• INFORMATION GIVEN
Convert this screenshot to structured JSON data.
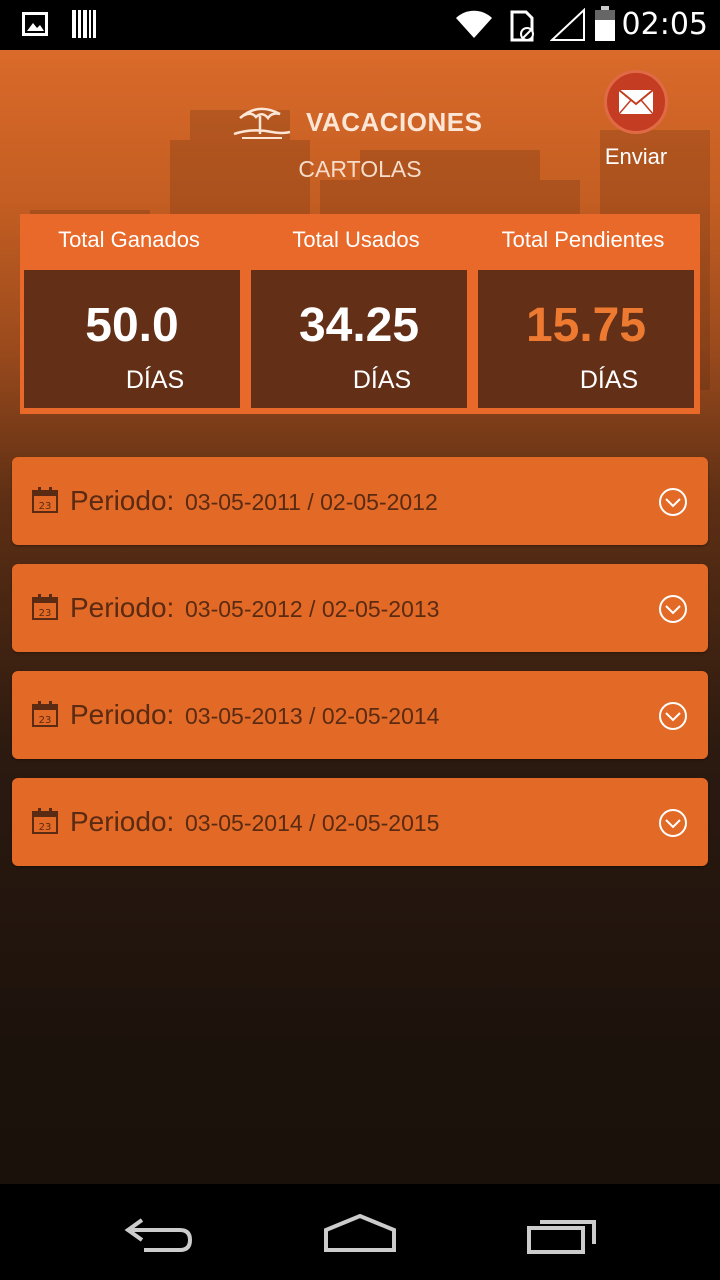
{
  "status_bar": {
    "time": "02:05",
    "icons": [
      "image-icon",
      "barcode-icon",
      "wifi-icon",
      "sim-icon",
      "signal-icon",
      "battery-icon"
    ]
  },
  "header": {
    "title": "VACACIONES",
    "subtitle": "CARTOLAS",
    "send_label": "Enviar",
    "title_icon": "beach-umbrella-icon",
    "send_icon": "envelope-icon"
  },
  "summary": {
    "columns": [
      {
        "label": "Total Ganados",
        "value": "50.0",
        "unit": "DÍAS"
      },
      {
        "label": "Total Usados",
        "value": "34.25",
        "unit": "DÍAS"
      },
      {
        "label": "Total Pendientes",
        "value": "15.75",
        "unit": "DÍAS"
      }
    ]
  },
  "periods": [
    {
      "label": "Periodo:",
      "range": "03-05-2011 / 02-05-2012"
    },
    {
      "label": "Periodo:",
      "range": "03-05-2012 / 02-05-2013"
    },
    {
      "label": "Periodo:",
      "range": "03-05-2013 / 02-05-2014"
    },
    {
      "label": "Periodo:",
      "range": "03-05-2014 / 02-05-2015"
    }
  ],
  "calendar_day": "23",
  "nav": {
    "icons": [
      "back-icon",
      "home-icon",
      "recent-apps-icon"
    ]
  },
  "colors": {
    "accent": "#e8692a",
    "period_bg": "#e26a26",
    "pending_value": "#ee7a32",
    "send_button": "#c43c22"
  }
}
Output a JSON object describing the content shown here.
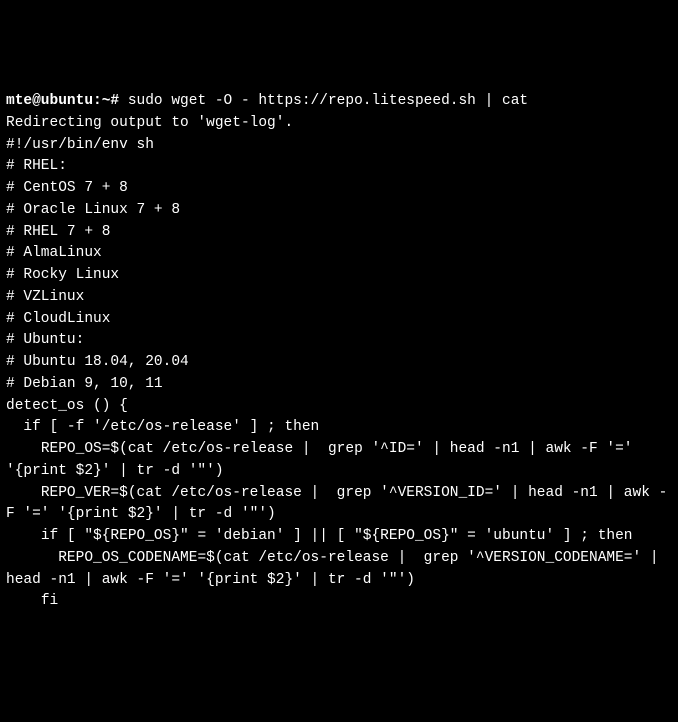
{
  "terminal": {
    "prompt": "mte@ubuntu:~# ",
    "command": "sudo wget -O - https://repo.litespeed.sh | cat",
    "lines": [
      "",
      "Redirecting output to 'wget-log'.",
      "#!/usr/bin/env sh",
      "",
      "# RHEL:",
      "# CentOS 7 + 8",
      "# Oracle Linux 7 + 8",
      "# RHEL 7 + 8",
      "# AlmaLinux",
      "# Rocky Linux",
      "# VZLinux",
      "# CloudLinux",
      "",
      "# Ubuntu:",
      "# Ubuntu 18.04, 20.04",
      "# Debian 9, 10, 11",
      "",
      "detect_os () {",
      "  if [ -f '/etc/os-release' ] ; then",
      "    REPO_OS=$(cat /etc/os-release |  grep '^ID=' | head -n1 | awk -F '=' '{print $2}' | tr -d '\"')",
      "    REPO_VER=$(cat /etc/os-release |  grep '^VERSION_ID=' | head -n1 | awk -F '=' '{print $2}' | tr -d '\"')",
      "    if [ \"${REPO_OS}\" = 'debian' ] || [ \"${REPO_OS}\" = 'ubuntu' ] ; then",
      "      REPO_OS_CODENAME=$(cat /etc/os-release |  grep '^VERSION_CODENAME=' | head -n1 | awk -F '=' '{print $2}' | tr -d '\"')",
      "    fi"
    ]
  }
}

• YOUR INSTRUCTIONS
Extract all lines from the data in which "JSON" is found.

• FULL RESPONSE
Convert this screenshot to structured JSON data.
Output a JSON object describing the content shown here.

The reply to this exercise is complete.